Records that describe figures
○ ○ ○ ○ ○

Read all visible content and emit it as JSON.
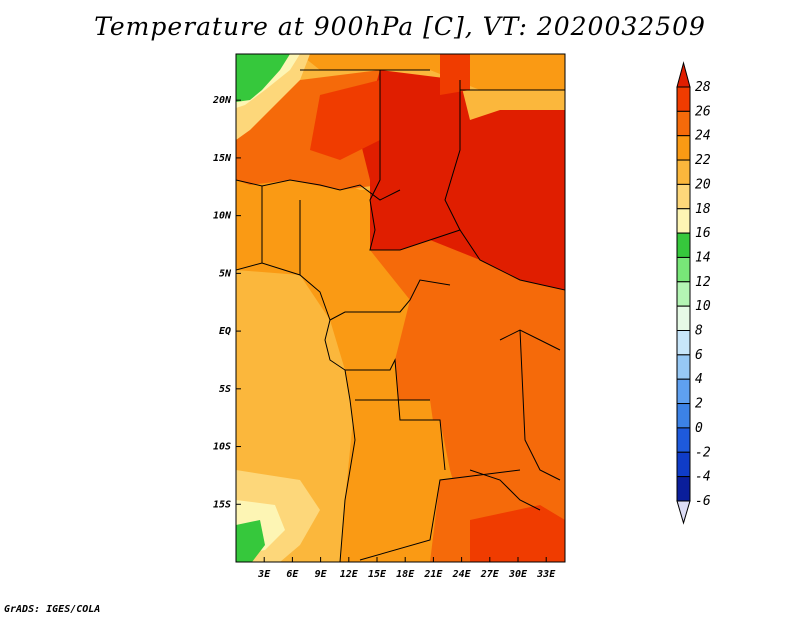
{
  "title": "Temperature at 900hPa [C], VT: 2020032509",
  "credit": "GrADS: IGES/COLA",
  "chart_data": {
    "type": "heatmap",
    "variable": "Temperature at 900hPa",
    "units": "C",
    "valid_time": "2020032509",
    "x_axis": {
      "range_deg": [
        0,
        35
      ],
      "ticks": [
        3,
        6,
        9,
        12,
        15,
        18,
        21,
        24,
        27,
        30,
        33
      ],
      "tick_labels": [
        "3E",
        "6E",
        "9E",
        "12E",
        "15E",
        "18E",
        "21E",
        "24E",
        "27E",
        "30E",
        "33E"
      ]
    },
    "y_axis": {
      "range_deg": [
        -20,
        24
      ],
      "ticks": [
        20,
        15,
        10,
        5,
        0,
        -5,
        -10,
        -15
      ],
      "tick_labels": [
        "20N",
        "15N",
        "10N",
        "5N",
        "EQ",
        "5S",
        "10S",
        "15S"
      ]
    },
    "colorbar": {
      "levels": [
        28,
        26,
        24,
        22,
        20,
        18,
        16,
        14,
        12,
        10,
        8,
        6,
        4,
        2,
        0,
        -2,
        -4,
        -6
      ],
      "labels": [
        "28",
        "26",
        "24",
        "22",
        "20",
        "18",
        "16",
        "14",
        "12",
        "10",
        "8",
        "6",
        "4",
        "2",
        "0",
        "-2",
        "-4",
        "-6"
      ],
      "colors": [
        "#e01e00",
        "#f03c00",
        "#f56a0a",
        "#fa9a14",
        "#fbb73c",
        "#fdd77a",
        "#fdf5b4",
        "#36c83c",
        "#78e678",
        "#b4f5b4",
        "#e6fae6",
        "#c8e6fa",
        "#96c8f5",
        "#5fa0f0",
        "#3c82e6",
        "#1e5adc",
        "#0f3cc8",
        "#0a1e9b",
        "#000f64"
      ]
    },
    "field_description": "Temperature field over central/western Africa, 0-35E, 20S-24N. Hottest (>26C) over Chad, Sudan and CAR; 22-26C over DR Congo and Angola; 20-22C over the Atlantic Gulf of Guinea; 14-16C patches at the NW and SW corners."
  }
}
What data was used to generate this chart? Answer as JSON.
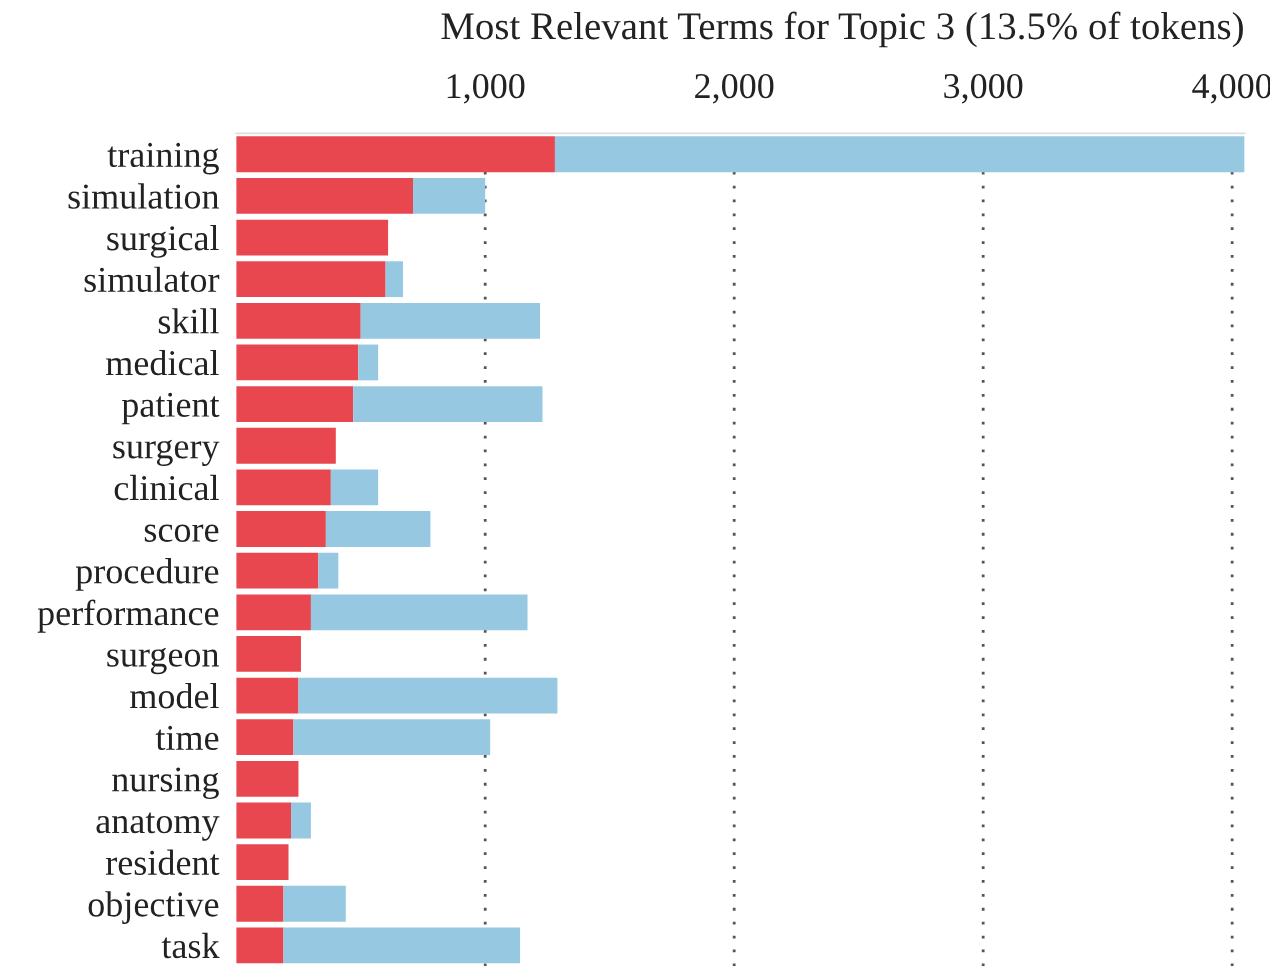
{
  "chart_data": {
    "type": "bar",
    "orientation": "horizontal",
    "title": "Most Relevant Terms for Topic 3 (13.5% of tokens)",
    "categories": [
      "training",
      "simulation",
      "surgical",
      "simulator",
      "skill",
      "medical",
      "patient",
      "surgery",
      "clinical",
      "score",
      "procedure",
      "performance",
      "surgeon",
      "model",
      "time",
      "nursing",
      "anatomy",
      "resident",
      "objective",
      "task"
    ],
    "stacked": true,
    "series": [
      {
        "color": "#e9474f",
        "values": [
          1280,
          710,
          610,
          600,
          500,
          490,
          470,
          400,
          380,
          360,
          330,
          300,
          260,
          250,
          230,
          250,
          220,
          210,
          190,
          190
        ]
      },
      {
        "color": "#97c8e2",
        "values": [
          2770,
          290,
          null,
          70,
          720,
          80,
          760,
          null,
          190,
          420,
          80,
          870,
          null,
          1040,
          790,
          null,
          80,
          null,
          250,
          950
        ]
      }
    ],
    "xlim": [
      0,
      4050
    ],
    "xticks": [
      {
        "value": 1000,
        "label": "1,000"
      },
      {
        "value": 2000,
        "label": "2,000"
      },
      {
        "value": 3000,
        "label": "3,000"
      },
      {
        "value": 4000,
        "label": "4,000"
      }
    ],
    "grid": "x"
  }
}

○ ○ ○ ○ ○

- The problem -
Reproduce the records above exactly, leaving out every picture they contain.

- Task response -
Read all visible content and emit it as JSON.
{
  "title": "Temperature at 900hPa [C], VT: 2020032509",
  "credit": "GrADS: IGES/COLA",
  "chart_data": {
    "type": "heatmap",
    "variable": "Temperature at 900hPa",
    "units": "C",
    "valid_time": "2020032509",
    "x_axis": {
      "range_deg": [
        0,
        35
      ],
      "ticks": [
        3,
        6,
        9,
        12,
        15,
        18,
        21,
        24,
        27,
        30,
        33
      ],
      "tick_labels": [
        "3E",
        "6E",
        "9E",
        "12E",
        "15E",
        "18E",
        "21E",
        "24E",
        "27E",
        "30E",
        "33E"
      ]
    },
    "y_axis": {
      "range_deg": [
        -20,
        24
      ],
      "ticks": [
        20,
        15,
        10,
        5,
        0,
        -5,
        -10,
        -15
      ],
      "tick_labels": [
        "20N",
        "15N",
        "10N",
        "5N",
        "EQ",
        "5S",
        "10S",
        "15S"
      ]
    },
    "colorbar": {
      "levels": [
        28,
        26,
        24,
        22,
        20,
        18,
        16,
        14,
        12,
        10,
        8,
        6,
        4,
        2,
        0,
        -2,
        -4,
        -6
      ],
      "labels": [
        "28",
        "26",
        "24",
        "22",
        "20",
        "18",
        "16",
        "14",
        "12",
        "10",
        "8",
        "6",
        "4",
        "2",
        "0",
        "-2",
        "-4",
        "-6"
      ],
      "colors": [
        "#e01e00",
        "#f03c00",
        "#f56a0a",
        "#fa9a14",
        "#fbb73c",
        "#fdd77a",
        "#fdf5b4",
        "#36c83c",
        "#78e678",
        "#b4f5b4",
        "#e6fae6",
        "#c8e6fa",
        "#96c8f5",
        "#5fa0f0",
        "#3c82e6",
        "#1e5adc",
        "#0f3cc8",
        "#0a1e9b",
        "#000f64"
      ]
    },
    "field_description": "Temperature field over central/western Africa, 0-35E, 20S-24N. Hottest (>26C) over Chad, Sudan and CAR; 22-26C over DR Congo and Angola; 20-22C over the Atlantic Gulf of Guinea; 14-16C patches at the NW and SW corners."
  }
}
What data was used to generate this chart? Answer as JSON.
{
  "chart_data": {
    "type": "bar",
    "orientation": "horizontal",
    "title": "Most Relevant Terms for Topic 3 (13.5% of tokens)",
    "categories": [
      "training",
      "simulation",
      "surgical",
      "simulator",
      "skill",
      "medical",
      "patient",
      "surgery",
      "clinical",
      "score",
      "procedure",
      "performance",
      "surgeon",
      "model",
      "time",
      "nursing",
      "anatomy",
      "resident",
      "objective",
      "task"
    ],
    "stacked": true,
    "series": [
      {
        "color": "#e9474f",
        "values": [
          1280,
          710,
          610,
          600,
          500,
          490,
          470,
          400,
          380,
          360,
          330,
          300,
          260,
          250,
          230,
          250,
          220,
          210,
          190,
          190
        ]
      },
      {
        "color": "#97c8e2",
        "values": [
          2770,
          290,
          null,
          70,
          720,
          80,
          760,
          null,
          190,
          420,
          80,
          870,
          null,
          1040,
          790,
          null,
          80,
          null,
          250,
          950
        ]
      }
    ],
    "xlim": [
      0,
      4050
    ],
    "xticks": [
      {
        "value": 1000,
        "label": "1,000"
      },
      {
        "value": 2000,
        "label": "2,000"
      },
      {
        "value": 3000,
        "label": "3,000"
      },
      {
        "value": 4000,
        "label": "4,000"
      }
    ],
    "grid": "x"
  }
}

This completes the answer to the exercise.